Input data =
— START —
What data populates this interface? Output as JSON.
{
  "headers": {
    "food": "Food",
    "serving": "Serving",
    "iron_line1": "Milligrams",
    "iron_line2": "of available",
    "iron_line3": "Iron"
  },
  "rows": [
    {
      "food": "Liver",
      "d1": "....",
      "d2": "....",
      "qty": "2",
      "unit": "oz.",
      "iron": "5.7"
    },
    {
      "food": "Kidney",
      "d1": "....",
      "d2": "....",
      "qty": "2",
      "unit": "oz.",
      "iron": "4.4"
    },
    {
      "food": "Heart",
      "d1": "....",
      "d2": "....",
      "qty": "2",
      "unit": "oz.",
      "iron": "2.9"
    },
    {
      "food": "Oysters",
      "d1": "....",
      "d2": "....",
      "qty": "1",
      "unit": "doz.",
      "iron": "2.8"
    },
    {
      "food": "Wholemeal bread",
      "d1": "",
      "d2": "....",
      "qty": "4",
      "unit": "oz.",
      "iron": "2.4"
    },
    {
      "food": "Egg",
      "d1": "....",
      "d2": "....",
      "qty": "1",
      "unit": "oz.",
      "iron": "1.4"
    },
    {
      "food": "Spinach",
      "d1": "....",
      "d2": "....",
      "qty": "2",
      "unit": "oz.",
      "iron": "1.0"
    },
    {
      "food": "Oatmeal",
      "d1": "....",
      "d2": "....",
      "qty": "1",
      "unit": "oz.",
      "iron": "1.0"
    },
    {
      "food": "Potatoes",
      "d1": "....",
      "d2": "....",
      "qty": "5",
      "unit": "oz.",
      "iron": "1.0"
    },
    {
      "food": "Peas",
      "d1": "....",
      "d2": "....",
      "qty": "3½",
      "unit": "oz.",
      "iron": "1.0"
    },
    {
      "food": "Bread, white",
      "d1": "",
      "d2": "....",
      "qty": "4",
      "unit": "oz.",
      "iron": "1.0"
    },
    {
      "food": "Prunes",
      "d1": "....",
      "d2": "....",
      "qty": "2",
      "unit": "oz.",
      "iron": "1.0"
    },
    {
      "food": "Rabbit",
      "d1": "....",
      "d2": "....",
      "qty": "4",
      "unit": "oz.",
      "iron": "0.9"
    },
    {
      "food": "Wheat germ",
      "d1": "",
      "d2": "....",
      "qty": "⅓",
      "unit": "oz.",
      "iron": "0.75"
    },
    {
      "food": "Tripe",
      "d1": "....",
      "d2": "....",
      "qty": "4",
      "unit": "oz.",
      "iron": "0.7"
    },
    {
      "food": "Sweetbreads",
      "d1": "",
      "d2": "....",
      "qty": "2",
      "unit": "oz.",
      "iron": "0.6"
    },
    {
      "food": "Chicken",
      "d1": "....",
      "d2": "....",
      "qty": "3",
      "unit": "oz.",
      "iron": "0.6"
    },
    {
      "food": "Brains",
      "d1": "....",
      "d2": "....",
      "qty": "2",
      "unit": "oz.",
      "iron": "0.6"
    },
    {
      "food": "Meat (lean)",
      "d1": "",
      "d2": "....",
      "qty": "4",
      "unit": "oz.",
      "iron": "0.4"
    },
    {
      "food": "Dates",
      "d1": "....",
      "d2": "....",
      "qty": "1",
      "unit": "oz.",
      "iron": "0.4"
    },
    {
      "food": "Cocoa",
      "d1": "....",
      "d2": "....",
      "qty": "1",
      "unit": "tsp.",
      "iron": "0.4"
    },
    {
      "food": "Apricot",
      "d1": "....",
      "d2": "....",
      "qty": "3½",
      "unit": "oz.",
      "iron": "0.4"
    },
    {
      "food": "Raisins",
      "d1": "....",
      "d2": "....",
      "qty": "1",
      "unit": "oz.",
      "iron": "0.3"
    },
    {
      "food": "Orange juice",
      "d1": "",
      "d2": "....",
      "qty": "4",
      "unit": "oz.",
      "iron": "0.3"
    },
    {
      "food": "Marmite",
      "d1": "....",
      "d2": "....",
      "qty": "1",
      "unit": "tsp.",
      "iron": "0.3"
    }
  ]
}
— END —
Retype every entry above, word for word.

Result =
What data populates this interface? Output as JSON.
{
  "headers": {
    "food": "Food",
    "serving": "Serving",
    "iron_line1": "Milligrams",
    "iron_line2": "of available",
    "iron_line3": "Iron"
  },
  "rows": [
    {
      "food": "Liver",
      "d1": "....",
      "d2": "....",
      "qty": "2",
      "unit": "oz.",
      "iron": "5.7"
    },
    {
      "food": "Kidney",
      "d1": "....",
      "d2": "....",
      "qty": "2",
      "unit": "oz.",
      "iron": "4.4"
    },
    {
      "food": "Heart",
      "d1": "....",
      "d2": "....",
      "qty": "2",
      "unit": "oz.",
      "iron": "2.9"
    },
    {
      "food": "Oysters",
      "d1": "....",
      "d2": "....",
      "qty": "1",
      "unit": "doz.",
      "iron": "2.8"
    },
    {
      "food": "Wholemeal bread",
      "d1": "",
      "d2": "....",
      "qty": "4",
      "unit": "oz.",
      "iron": "2.4"
    },
    {
      "food": "Egg",
      "d1": "....",
      "d2": "....",
      "qty": "1",
      "unit": "oz.",
      "iron": "1.4"
    },
    {
      "food": "Spinach",
      "d1": "....",
      "d2": "....",
      "qty": "2",
      "unit": "oz.",
      "iron": "1.0"
    },
    {
      "food": "Oatmeal",
      "d1": "....",
      "d2": "....",
      "qty": "1",
      "unit": "oz.",
      "iron": "1.0"
    },
    {
      "food": "Potatoes",
      "d1": "....",
      "d2": "....",
      "qty": "5",
      "unit": "oz.",
      "iron": "1.0"
    },
    {
      "food": "Peas",
      "d1": "....",
      "d2": "....",
      "qty": "3½",
      "unit": "oz.",
      "iron": "1.0"
    },
    {
      "food": "Bread, white",
      "d1": "",
      "d2": "....",
      "qty": "4",
      "unit": "oz.",
      "iron": "1.0"
    },
    {
      "food": "Prunes",
      "d1": "....",
      "d2": "....",
      "qty": "2",
      "unit": "oz.",
      "iron": "1.0"
    },
    {
      "food": "Rabbit",
      "d1": "....",
      "d2": "....",
      "qty": "4",
      "unit": "oz.",
      "iron": "0.9"
    },
    {
      "food": "Wheat germ",
      "d1": "",
      "d2": "....",
      "qty": "⅓",
      "unit": "oz.",
      "iron": "0.75"
    },
    {
      "food": "Tripe",
      "d1": "....",
      "d2": "....",
      "qty": "4",
      "unit": "oz.",
      "iron": "0.7"
    },
    {
      "food": "Sweetbreads",
      "d1": "",
      "d2": "....",
      "qty": "2",
      "unit": "oz.",
      "iron": "0.6"
    },
    {
      "food": "Chicken",
      "d1": "....",
      "d2": "....",
      "qty": "3",
      "unit": "oz.",
      "iron": "0.6"
    },
    {
      "food": "Brains",
      "d1": "....",
      "d2": "....",
      "qty": "2",
      "unit": "oz.",
      "iron": "0.6"
    },
    {
      "food": "Meat (lean)",
      "d1": "",
      "d2": "....",
      "qty": "4",
      "unit": "oz.",
      "iron": "0.4"
    },
    {
      "food": "Dates",
      "d1": "....",
      "d2": "....",
      "qty": "1",
      "unit": "oz.",
      "iron": "0.4"
    },
    {
      "food": "Cocoa",
      "d1": "....",
      "d2": "....",
      "qty": "1",
      "unit": "tsp.",
      "iron": "0.4"
    },
    {
      "food": "Apricot",
      "d1": "....",
      "d2": "....",
      "qty": "3½",
      "unit": "oz.",
      "iron": "0.4"
    },
    {
      "food": "Raisins",
      "d1": "....",
      "d2": "....",
      "qty": "1",
      "unit": "oz.",
      "iron": "0.3"
    },
    {
      "food": "Orange juice",
      "d1": "",
      "d2": "....",
      "qty": "4",
      "unit": "oz.",
      "iron": "0.3"
    },
    {
      "food": "Marmite",
      "d1": "....",
      "d2": "....",
      "qty": "1",
      "unit": "tsp.",
      "iron": "0.3"
    }
  ]
}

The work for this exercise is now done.